### EXERCISE DIRECTIONS
List every line of the material below that contains the string "button".

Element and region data
★ ★ ★ ★ ★

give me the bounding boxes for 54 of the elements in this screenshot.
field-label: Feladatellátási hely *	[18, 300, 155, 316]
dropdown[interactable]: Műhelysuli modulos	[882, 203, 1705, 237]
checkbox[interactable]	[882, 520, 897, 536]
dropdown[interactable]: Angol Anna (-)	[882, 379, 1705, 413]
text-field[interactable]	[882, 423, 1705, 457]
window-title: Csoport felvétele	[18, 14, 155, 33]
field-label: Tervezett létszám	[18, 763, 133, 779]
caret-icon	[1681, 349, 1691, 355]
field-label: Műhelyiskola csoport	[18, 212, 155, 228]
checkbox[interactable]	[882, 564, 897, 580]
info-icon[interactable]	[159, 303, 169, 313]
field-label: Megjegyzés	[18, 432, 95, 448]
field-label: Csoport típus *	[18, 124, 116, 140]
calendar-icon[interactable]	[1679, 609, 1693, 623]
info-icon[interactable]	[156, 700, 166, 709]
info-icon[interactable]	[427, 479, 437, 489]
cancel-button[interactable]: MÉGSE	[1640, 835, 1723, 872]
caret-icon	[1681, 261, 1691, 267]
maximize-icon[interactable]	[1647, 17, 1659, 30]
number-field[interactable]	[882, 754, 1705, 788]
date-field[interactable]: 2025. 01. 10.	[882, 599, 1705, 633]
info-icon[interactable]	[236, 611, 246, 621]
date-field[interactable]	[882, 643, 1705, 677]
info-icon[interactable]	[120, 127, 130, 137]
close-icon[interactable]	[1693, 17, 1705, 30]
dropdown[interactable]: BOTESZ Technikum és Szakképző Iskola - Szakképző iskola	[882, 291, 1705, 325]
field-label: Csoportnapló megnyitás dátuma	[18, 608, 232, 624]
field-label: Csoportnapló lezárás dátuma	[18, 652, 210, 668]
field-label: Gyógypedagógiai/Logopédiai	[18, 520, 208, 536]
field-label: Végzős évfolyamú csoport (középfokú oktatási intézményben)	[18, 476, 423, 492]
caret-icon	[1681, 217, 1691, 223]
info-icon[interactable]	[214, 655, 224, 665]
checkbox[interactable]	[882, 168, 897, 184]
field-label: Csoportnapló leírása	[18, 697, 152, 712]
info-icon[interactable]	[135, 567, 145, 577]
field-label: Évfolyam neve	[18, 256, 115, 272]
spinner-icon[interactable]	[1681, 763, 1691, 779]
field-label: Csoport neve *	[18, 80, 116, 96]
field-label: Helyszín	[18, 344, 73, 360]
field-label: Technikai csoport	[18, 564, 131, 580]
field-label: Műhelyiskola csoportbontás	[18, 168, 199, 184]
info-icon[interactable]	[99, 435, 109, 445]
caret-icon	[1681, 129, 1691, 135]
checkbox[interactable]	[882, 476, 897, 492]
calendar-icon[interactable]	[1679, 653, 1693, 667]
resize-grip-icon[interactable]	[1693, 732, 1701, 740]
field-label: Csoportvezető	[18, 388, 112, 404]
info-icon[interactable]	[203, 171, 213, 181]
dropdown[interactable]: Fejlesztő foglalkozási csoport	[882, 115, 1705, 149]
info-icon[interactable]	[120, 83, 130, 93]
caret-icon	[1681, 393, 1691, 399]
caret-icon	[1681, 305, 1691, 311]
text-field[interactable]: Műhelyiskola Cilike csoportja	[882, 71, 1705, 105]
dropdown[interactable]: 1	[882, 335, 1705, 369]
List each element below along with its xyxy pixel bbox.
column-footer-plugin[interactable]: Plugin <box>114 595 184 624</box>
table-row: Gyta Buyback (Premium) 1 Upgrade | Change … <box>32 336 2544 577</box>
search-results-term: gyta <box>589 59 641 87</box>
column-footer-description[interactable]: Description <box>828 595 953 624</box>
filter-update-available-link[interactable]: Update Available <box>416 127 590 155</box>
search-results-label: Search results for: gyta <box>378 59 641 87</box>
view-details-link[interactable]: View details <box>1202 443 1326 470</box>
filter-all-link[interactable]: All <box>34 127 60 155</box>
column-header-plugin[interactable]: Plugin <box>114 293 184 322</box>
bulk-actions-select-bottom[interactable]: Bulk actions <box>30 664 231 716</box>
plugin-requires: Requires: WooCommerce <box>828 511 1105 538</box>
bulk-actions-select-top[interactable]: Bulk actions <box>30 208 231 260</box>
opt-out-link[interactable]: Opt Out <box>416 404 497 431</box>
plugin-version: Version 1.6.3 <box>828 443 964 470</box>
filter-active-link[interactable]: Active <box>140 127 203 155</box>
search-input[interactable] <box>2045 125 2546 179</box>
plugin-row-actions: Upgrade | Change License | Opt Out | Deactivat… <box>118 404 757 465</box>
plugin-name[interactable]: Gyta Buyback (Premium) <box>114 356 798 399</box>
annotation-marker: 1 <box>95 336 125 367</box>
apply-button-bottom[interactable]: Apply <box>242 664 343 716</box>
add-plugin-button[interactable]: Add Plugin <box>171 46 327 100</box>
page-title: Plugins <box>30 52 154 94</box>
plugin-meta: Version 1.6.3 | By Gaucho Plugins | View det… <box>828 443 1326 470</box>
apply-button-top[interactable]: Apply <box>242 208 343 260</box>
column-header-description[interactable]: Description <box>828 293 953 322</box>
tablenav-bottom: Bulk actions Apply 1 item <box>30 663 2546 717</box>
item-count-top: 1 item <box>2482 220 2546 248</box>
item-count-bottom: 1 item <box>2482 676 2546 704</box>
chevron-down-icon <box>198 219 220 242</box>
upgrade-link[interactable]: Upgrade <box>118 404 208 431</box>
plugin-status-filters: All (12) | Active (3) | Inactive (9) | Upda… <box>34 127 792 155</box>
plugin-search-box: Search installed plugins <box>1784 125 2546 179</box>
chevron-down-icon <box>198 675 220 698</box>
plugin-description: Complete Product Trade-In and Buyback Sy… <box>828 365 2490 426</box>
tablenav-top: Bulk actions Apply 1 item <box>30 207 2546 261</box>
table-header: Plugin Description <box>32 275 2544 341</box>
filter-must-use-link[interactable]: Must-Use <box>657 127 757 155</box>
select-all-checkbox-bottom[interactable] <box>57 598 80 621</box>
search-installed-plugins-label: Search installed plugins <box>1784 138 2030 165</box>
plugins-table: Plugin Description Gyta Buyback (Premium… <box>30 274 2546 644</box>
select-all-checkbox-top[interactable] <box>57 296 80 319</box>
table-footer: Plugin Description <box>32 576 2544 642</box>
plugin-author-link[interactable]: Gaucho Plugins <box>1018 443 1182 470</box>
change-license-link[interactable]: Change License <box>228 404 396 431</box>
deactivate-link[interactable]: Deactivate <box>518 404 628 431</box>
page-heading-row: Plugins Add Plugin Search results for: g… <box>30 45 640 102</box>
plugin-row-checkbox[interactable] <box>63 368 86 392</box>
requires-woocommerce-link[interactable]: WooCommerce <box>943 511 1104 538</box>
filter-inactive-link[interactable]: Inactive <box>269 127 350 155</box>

★ ★ ★ ★ ★

### OUTPUT
cancel-button[interactable]: MÉGSE	[1640, 835, 1723, 872]
apply-button-bottom[interactable]: Apply <box>242 664 343 716</box>
add-plugin-button[interactable]: Add Plugin <box>171 46 327 100</box>
apply-button-top[interactable]: Apply <box>242 208 343 260</box>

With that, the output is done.